- [DESCRIPTION OF THE TASK] Wherever the word "What" turns up in a line of the entries, copy that line.

- [MATERIAL SHOWN]
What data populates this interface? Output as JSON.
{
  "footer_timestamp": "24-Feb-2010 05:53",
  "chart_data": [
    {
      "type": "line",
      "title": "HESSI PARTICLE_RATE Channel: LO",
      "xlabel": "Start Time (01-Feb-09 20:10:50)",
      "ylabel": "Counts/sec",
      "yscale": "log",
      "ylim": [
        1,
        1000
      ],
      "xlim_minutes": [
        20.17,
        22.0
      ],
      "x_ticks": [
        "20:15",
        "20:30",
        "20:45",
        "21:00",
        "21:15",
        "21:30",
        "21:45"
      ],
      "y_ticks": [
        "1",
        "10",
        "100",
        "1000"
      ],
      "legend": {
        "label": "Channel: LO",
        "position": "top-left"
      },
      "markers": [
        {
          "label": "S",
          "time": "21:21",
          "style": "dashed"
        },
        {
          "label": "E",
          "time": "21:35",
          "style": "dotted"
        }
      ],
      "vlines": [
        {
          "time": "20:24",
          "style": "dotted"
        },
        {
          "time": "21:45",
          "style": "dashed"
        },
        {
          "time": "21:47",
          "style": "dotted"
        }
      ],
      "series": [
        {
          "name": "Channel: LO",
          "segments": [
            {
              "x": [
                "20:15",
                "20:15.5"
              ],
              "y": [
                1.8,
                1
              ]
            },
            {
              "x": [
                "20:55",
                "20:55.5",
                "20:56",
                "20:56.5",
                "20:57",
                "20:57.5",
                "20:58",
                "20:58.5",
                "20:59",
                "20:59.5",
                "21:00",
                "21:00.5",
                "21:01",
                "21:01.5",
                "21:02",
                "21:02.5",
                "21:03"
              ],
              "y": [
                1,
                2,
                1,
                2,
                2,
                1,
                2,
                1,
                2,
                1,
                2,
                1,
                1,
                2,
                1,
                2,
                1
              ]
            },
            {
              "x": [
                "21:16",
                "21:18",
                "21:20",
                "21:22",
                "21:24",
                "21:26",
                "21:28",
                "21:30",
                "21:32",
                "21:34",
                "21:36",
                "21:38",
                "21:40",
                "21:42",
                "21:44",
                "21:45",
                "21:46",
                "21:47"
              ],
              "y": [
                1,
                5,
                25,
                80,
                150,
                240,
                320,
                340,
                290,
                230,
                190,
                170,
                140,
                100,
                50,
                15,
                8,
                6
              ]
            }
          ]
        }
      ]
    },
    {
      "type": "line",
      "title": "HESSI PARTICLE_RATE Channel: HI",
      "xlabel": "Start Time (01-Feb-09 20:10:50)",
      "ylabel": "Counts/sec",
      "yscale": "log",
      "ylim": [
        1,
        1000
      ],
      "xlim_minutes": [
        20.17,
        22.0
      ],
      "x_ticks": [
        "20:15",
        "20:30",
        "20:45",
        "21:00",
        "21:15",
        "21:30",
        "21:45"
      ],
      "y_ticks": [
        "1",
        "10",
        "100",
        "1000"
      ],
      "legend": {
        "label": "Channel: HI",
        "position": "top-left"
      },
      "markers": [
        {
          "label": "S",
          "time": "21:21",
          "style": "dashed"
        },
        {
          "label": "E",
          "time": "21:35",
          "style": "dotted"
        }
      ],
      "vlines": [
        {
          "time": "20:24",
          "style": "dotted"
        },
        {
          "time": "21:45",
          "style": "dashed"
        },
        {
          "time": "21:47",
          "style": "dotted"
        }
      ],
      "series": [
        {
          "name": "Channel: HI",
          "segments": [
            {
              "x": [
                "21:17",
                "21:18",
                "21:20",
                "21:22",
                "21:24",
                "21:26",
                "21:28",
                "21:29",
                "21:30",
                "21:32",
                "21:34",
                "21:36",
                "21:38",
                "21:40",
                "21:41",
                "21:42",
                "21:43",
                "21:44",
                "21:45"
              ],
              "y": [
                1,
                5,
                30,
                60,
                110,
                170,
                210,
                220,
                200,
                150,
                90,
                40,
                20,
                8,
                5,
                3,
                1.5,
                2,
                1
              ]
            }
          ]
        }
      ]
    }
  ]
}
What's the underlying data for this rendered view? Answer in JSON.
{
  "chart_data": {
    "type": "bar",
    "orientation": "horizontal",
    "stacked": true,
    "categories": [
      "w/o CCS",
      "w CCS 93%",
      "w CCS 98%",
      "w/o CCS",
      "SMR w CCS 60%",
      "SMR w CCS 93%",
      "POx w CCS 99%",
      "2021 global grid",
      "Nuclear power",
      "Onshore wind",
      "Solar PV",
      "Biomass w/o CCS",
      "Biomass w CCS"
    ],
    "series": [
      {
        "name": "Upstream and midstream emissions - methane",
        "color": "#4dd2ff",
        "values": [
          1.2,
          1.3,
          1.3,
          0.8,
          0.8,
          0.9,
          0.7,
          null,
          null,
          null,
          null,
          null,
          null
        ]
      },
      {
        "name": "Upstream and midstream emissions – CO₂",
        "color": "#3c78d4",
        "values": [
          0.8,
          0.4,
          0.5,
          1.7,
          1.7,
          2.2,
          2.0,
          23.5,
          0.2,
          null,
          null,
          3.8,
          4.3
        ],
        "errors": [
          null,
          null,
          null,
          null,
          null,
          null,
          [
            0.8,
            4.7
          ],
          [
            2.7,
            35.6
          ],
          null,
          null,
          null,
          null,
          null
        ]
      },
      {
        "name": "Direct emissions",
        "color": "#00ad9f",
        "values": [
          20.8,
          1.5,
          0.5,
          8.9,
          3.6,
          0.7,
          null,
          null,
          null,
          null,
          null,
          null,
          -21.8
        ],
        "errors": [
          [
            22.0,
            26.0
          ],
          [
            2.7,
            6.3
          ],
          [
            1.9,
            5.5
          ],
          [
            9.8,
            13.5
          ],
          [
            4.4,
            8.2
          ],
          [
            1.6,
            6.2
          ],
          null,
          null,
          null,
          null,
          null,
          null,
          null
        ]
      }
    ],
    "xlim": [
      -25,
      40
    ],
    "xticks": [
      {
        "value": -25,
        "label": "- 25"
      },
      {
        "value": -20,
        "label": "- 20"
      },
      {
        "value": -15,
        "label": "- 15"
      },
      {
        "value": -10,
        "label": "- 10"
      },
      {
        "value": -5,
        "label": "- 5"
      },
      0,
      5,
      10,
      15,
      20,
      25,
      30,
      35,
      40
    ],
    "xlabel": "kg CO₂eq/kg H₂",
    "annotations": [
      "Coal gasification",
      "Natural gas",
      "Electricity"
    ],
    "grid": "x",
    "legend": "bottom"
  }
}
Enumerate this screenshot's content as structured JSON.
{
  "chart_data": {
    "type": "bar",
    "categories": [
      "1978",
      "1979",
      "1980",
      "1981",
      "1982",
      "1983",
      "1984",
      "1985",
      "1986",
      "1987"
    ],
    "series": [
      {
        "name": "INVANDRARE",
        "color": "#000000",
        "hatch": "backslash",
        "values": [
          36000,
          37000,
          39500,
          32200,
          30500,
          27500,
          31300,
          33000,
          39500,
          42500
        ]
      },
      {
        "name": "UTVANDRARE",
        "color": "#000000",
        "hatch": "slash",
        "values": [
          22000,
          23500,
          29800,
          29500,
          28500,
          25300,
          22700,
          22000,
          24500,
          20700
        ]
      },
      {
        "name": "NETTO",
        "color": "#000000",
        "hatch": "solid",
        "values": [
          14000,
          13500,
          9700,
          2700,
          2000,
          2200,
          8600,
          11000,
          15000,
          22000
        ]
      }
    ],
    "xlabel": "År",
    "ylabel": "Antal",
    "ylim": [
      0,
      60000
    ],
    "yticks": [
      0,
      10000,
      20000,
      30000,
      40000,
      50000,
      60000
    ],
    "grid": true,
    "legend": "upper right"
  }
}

- [FULL SOLUTION]
What data populates this interface? Output as JSON.
What's the underlying data for this rendered view? Answer in JSON.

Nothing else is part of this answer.